**Some records**:
···

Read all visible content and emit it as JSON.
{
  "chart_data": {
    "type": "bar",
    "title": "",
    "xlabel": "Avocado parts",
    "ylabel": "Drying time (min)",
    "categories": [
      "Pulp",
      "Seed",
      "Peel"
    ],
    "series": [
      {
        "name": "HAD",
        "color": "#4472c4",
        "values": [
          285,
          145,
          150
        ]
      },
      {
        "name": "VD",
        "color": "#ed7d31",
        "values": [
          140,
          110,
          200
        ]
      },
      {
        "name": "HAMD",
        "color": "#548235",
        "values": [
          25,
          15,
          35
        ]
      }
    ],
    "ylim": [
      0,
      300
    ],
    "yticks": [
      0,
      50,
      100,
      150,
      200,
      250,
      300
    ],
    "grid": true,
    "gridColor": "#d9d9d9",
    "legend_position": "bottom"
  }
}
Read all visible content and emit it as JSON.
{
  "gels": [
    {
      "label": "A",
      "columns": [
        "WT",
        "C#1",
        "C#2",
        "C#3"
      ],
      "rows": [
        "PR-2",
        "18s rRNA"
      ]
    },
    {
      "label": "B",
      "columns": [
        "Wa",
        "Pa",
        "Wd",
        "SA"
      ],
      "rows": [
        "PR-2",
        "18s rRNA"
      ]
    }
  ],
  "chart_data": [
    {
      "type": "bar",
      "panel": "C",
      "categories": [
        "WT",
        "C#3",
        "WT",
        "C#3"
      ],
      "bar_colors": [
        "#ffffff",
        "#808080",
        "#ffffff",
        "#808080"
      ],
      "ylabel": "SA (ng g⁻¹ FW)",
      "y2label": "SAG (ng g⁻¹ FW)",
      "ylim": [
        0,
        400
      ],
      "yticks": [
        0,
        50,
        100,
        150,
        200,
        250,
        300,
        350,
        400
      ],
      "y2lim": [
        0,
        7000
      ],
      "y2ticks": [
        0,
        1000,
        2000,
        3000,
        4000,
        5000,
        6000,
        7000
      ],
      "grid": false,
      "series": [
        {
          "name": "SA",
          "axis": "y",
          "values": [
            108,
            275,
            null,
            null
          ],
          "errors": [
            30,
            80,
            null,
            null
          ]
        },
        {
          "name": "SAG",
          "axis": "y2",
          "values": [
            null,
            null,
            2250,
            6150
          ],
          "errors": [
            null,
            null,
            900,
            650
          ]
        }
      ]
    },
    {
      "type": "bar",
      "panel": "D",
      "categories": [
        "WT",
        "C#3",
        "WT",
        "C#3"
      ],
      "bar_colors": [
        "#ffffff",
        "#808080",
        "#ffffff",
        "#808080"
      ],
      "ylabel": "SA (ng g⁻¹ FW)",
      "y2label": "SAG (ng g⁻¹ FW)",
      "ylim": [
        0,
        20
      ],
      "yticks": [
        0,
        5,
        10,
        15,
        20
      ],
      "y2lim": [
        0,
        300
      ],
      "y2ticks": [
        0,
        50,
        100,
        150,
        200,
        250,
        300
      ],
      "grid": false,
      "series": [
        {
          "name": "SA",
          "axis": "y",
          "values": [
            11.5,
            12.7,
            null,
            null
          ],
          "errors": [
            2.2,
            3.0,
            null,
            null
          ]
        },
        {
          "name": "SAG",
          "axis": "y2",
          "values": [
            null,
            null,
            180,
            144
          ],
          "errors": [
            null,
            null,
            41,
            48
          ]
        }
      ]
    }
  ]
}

···

**Given request**:
Show the data once more, exactly as it was written.

**Written response**:
Read all visible content and emit it as JSON.
{
  "chart_data": {
    "type": "bar",
    "title": "",
    "xlabel": "Avocado parts",
    "ylabel": "Drying time (min)",
    "categories": [
      "Pulp",
      "Seed",
      "Peel"
    ],
    "series": [
      {
        "name": "HAD",
        "color": "#4472c4",
        "values": [
          285,
          145,
          150
        ]
      },
      {
        "name": "VD",
        "color": "#ed7d31",
        "values": [
          140,
          110,
          200
        ]
      },
      {
        "name": "HAMD",
        "color": "#548235",
        "values": [
          25,
          15,
          35
        ]
      }
    ],
    "ylim": [
      0,
      300
    ],
    "yticks": [
      0,
      50,
      100,
      150,
      200,
      250,
      300
    ],
    "grid": true,
    "gridColor": "#d9d9d9",
    "legend_position": "bottom"
  }
}
Read all visible content and emit it as JSON.
{
  "gels": [
    {
      "label": "A",
      "columns": [
        "WT",
        "C#1",
        "C#2",
        "C#3"
      ],
      "rows": [
        "PR-2",
        "18s rRNA"
      ]
    },
    {
      "label": "B",
      "columns": [
        "Wa",
        "Pa",
        "Wd",
        "SA"
      ],
      "rows": [
        "PR-2",
        "18s rRNA"
      ]
    }
  ],
  "chart_data": [
    {
      "type": "bar",
      "panel": "C",
      "categories": [
        "WT",
        "C#3",
        "WT",
        "C#3"
      ],
      "bar_colors": [
        "#ffffff",
        "#808080",
        "#ffffff",
        "#808080"
      ],
      "ylabel": "SA (ng g⁻¹ FW)",
      "y2label": "SAG (ng g⁻¹ FW)",
      "ylim": [
        0,
        400
      ],
      "yticks": [
        0,
        50,
        100,
        150,
        200,
        250,
        300,
        350,
        400
      ],
      "y2lim": [
        0,
        7000
      ],
      "y2ticks": [
        0,
        1000,
        2000,
        3000,
        4000,
        5000,
        6000,
        7000
      ],
      "grid": false,
      "series": [
        {
          "name": "SA",
          "axis": "y",
          "values": [
            108,
            275,
            null,
            null
          ],
          "errors": [
            30,
            80,
            null,
            null
          ]
        },
        {
          "name": "SAG",
          "axis": "y2",
          "values": [
            null,
            null,
            2250,
            6150
          ],
          "errors": [
            null,
            null,
            900,
            650
          ]
        }
      ]
    },
    {
      "type": "bar",
      "panel": "D",
      "categories": [
        "WT",
        "C#3",
        "WT",
        "C#3"
      ],
      "bar_colors": [
        "#ffffff",
        "#808080",
        "#ffffff",
        "#808080"
      ],
      "ylabel": "SA (ng g⁻¹ FW)",
      "y2label": "SAG (ng g⁻¹ FW)",
      "ylim": [
        0,
        20
      ],
      "yticks": [
        0,
        5,
        10,
        15,
        20
      ],
      "y2lim": [
        0,
        300
      ],
      "y2ticks": [
        0,
        50,
        100,
        150,
        200,
        250,
        300
      ],
      "grid": false,
      "series": [
        {
          "name": "SA",
          "axis": "y",
          "values": [
            11.5,
            12.7,
            null,
            null
          ],
          "errors": [
            2.2,
            3.0,
            null,
            null
          ]
        },
        {
          "name": "SAG",
          "axis": "y2",
          "values": [
            null,
            null,
            180,
            144
          ],
          "errors": [
            null,
            null,
            41,
            48
          ]
        }
      ]
    }
  ]
}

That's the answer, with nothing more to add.